• _Your goal_
The records that follow are to be repeated exactly, with the pictures removed.
— start Records for processing —
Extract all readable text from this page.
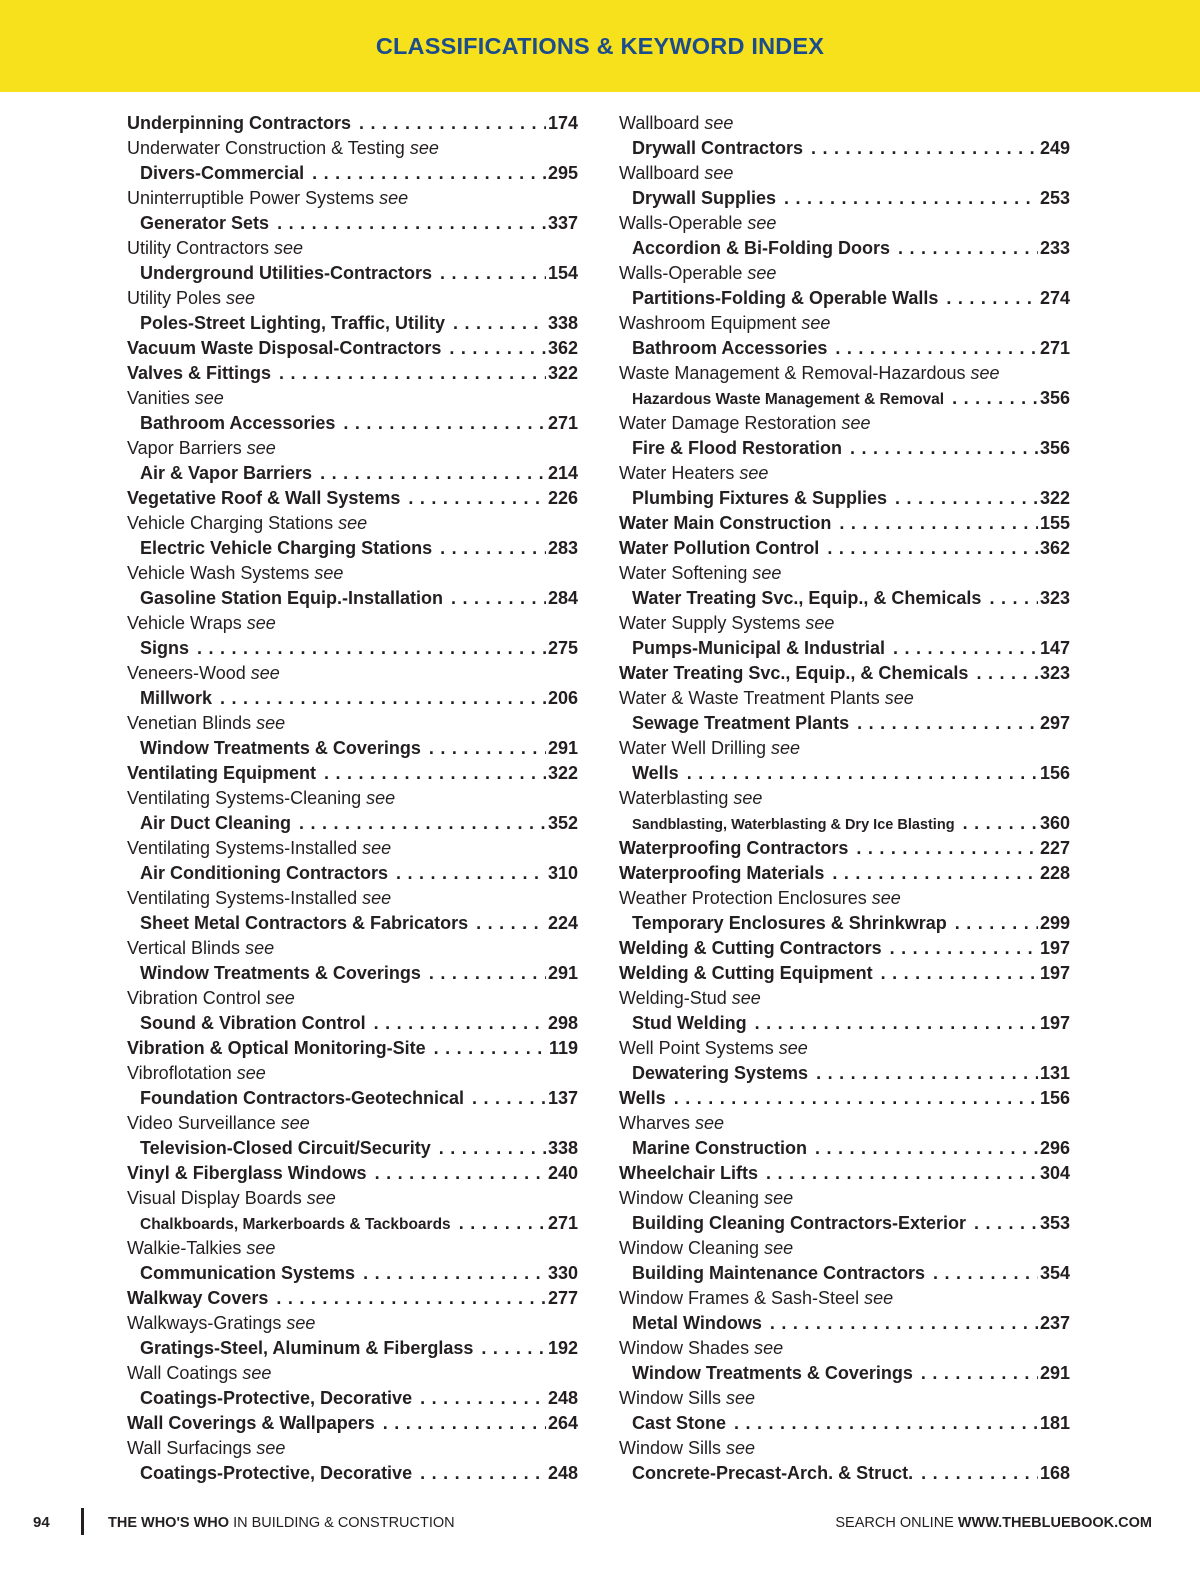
CLASSIFICATIONS & KEYWORD INDEX
Underpinning Contractors . . .	174
Underwater Construction & Testing see
Divers-Commercial . . .	295
Uninterruptible Power Systems see
Generator Sets . . .	337
Utility Contractors see
Underground Utilities-Contractors . . .	154
Utility Poles see
Poles-Street Lighting, Traffic, Utility . . .	338
Vacuum Waste Disposal-Contractors . . .	362
Valves & Fittings . . .	322
Vanities see
Bathroom Accessories . . .	271
Vapor Barriers see
Air & Vapor Barriers . . .	214
Vegetative Roof & Wall Systems . . .	226
Vehicle Charging Stations see
Electric Vehicle Charging Stations . . .	283
Vehicle Wash Systems see
Gasoline Station Equip.-Installation . . .	284
Vehicle Wraps see
Signs . . .	275
Veneers-Wood see
Millwork . . .	206
Venetian Blinds see
Window Treatments & Coverings . . .	291
Ventilating Equipment . . .	322
Ventilating Systems-Cleaning see
Air Duct Cleaning . . .	352
Ventilating Systems-Installed see
Air Conditioning Contractors . . .	310
Ventilating Systems-Installed see
Sheet Metal Contractors & Fabricators . . .	224
Vertical Blinds see
Window Treatments & Coverings . . .	291
Vibration Control see
Sound & Vibration Control . . .	298
Vibration & Optical Monitoring-Site . . .	119
Vibroflotation see
Foundation Contractors-Geotechnical . . .	137
Video Surveillance see
Television-Closed Circuit/Security . . .	338
Vinyl & Fiberglass Windows . . .	240
Visual Display Boards see
Chalkboards, Markerboards & Tackboards . . .	271
Walkie-Talkies see
Communication Systems . . .	330
Walkway Covers . . .	277
Walkways-Gratings see
Gratings-Steel, Aluminum & Fiberglass . . .	192
Wall Coatings see
Coatings-Protective, Decorative . . .	248
Wall Coverings & Wallpapers . . .	264
Wall Surfacings see
Coatings-Protective, Decorative . . .	248
Wallboard see
Drywall Contractors . . .	249
Wallboard see
Drywall Supplies . . .	253
Walls-Operable see
Accordion & Bi-Folding Doors . . .	233
Walls-Operable see
Partitions-Folding & Operable Walls . . .	274
Washroom Equipment see
Bathroom Accessories . . .	271
Waste Management & Removal-Hazardous see
Hazardous Waste Management & Removal . . .	356
Water Damage Restoration see
Fire & Flood Restoration . . .	356
Water Heaters see
Plumbing Fixtures & Supplies . . .	322
Water Main Construction . . .	155
Water Pollution Control . . .	362
Water Softening see
Water Treating Svc., Equip., & Chemicals . . .	323
Water Supply Systems see
Pumps-Municipal & Industrial . . .	147
Water Treating Svc., Equip., & Chemicals . . .	323
Water & Waste Treatment Plants see
Sewage Treatment Plants . . .	297
Water Well Drilling see
Wells . . .	156
Waterblasting see
Sandblasting, Waterblasting & Dry Ice Blasting . . .	360
Waterproofing Contractors . . .	227
Waterproofing Materials . . .	228
Weather Protection Enclosures see
Temporary Enclosures & Shrinkwrap . . .	299
Welding & Cutting Contractors . . .	197
Welding & Cutting Equipment . . .	197
Welding-Stud see
Stud Welding . . .	197
Well Point Systems see
Dewatering Systems . . .	131
Wells . . .	156
Wharves see
Marine Construction . . .	296
Wheelchair Lifts . . .	304
Window Cleaning see
Building Cleaning Contractors-Exterior . . .	353
Window Cleaning see
Building Maintenance Contractors . . .	354
Window Frames & Sash-Steel see
Metal Windows . . .	237
Window Shades see
Window Treatments & Coverings . . .	291
Window Sills see
Cast Stone . . .	181
Window Sills see
Concrete-Precast-Arch. & Struct. . . .	168
94	THE WHO'S WHO IN BUILDING & CONSTRUCTION	SEARCH ONLINE WWW.THEBLUEBOOK.COM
— end Records for processing —
• _Exercise answer_
Extract all readable text from this page.
CLASSIFICATIONS & KEYWORD INDEX
Underpinning Contractors . . .	174
Underwater Construction & Testing see
Divers-Commercial . . .	295
Uninterruptible Power Systems see
Generator Sets . . .	337
Utility Contractors see
Underground Utilities-Contractors . . .	154
Utility Poles see
Poles-Street Lighting, Traffic, Utility . . .	338
Vacuum Waste Disposal-Contractors . . .	362
Valves & Fittings . . .	322
Vanities see
Bathroom Accessories . . .	271
Vapor Barriers see
Air & Vapor Barriers . . .	214
Vegetative Roof & Wall Systems . . .	226
Vehicle Charging Stations see
Electric Vehicle Charging Stations . . .	283
Vehicle Wash Systems see
Gasoline Station Equip.-Installation . . .	284
Vehicle Wraps see
Signs . . .	275
Veneers-Wood see
Millwork . . .	206
Venetian Blinds see
Window Treatments & Coverings . . .	291
Ventilating Equipment . . .	322
Ventilating Systems-Cleaning see
Air Duct Cleaning . . .	352
Ventilating Systems-Installed see
Air Conditioning Contractors . . .	310
Ventilating Systems-Installed see
Sheet Metal Contractors & Fabricators . . .	224
Vertical Blinds see
Window Treatments & Coverings . . .	291
Vibration Control see
Sound & Vibration Control . . .	298
Vibration & Optical Monitoring-Site . . .	119
Vibroflotation see
Foundation Contractors-Geotechnical . . .	137
Video Surveillance see
Television-Closed Circuit/Security . . .	338
Vinyl & Fiberglass Windows . . .	240
Visual Display Boards see
Chalkboards, Markerboards & Tackboards . . .	271
Walkie-Talkies see
Communication Systems . . .	330
Walkway Covers . . .	277
Walkways-Gratings see
Gratings-Steel, Aluminum & Fiberglass . . .	192
Wall Coatings see
Coatings-Protective, Decorative . . .	248
Wall Coverings & Wallpapers . . .	264
Wall Surfacings see
Coatings-Protective, Decorative . . .	248
Wallboard see
Drywall Contractors . . .	249
Wallboard see
Drywall Supplies . . .	253
Walls-Operable see
Accordion & Bi-Folding Doors . . .	233
Walls-Operable see
Partitions-Folding & Operable Walls . . .	274
Washroom Equipment see
Bathroom Accessories . . .	271
Waste Management & Removal-Hazardous see
Hazardous Waste Management & Removal . . .	356
Water Damage Restoration see
Fire & Flood Restoration . . .	356
Water Heaters see
Plumbing Fixtures & Supplies . . .	322
Water Main Construction . . .	155
Water Pollution Control . . .	362
Water Softening see
Water Treating Svc., Equip., & Chemicals . . .	323
Water Supply Systems see
Pumps-Municipal & Industrial . . .	147
Water Treating Svc., Equip., & Chemicals . . .	323
Water & Waste Treatment Plants see
Sewage Treatment Plants . . .	297
Water Well Drilling see
Wells . . .	156
Waterblasting see
Sandblasting, Waterblasting & Dry Ice Blasting . . .	360
Waterproofing Contractors . . .	227
Waterproofing Materials . . .	228
Weather Protection Enclosures see
Temporary Enclosures & Shrinkwrap . . .	299
Welding & Cutting Contractors . . .	197
Welding & Cutting Equipment . . .	197
Welding-Stud see
Stud Welding . . .	197
Well Point Systems see
Dewatering Systems . . .	131
Wells . . .	156
Wharves see
Marine Construction . . .	296
Wheelchair Lifts . . .	304
Window Cleaning see
Building Cleaning Contractors-Exterior . . .	353
Window Cleaning see
Building Maintenance Contractors . . .	354
Window Frames & Sash-Steel see
Metal Windows . . .	237
Window Shades see
Window Treatments & Coverings . . .	291
Window Sills see
Cast Stone . . .	181
Window Sills see
Concrete-Precast-Arch. & Struct. . . .	168
94	THE WHO'S WHO IN BUILDING & CONSTRUCTION	SEARCH ONLINE WWW.THEBLUEBOOK.COM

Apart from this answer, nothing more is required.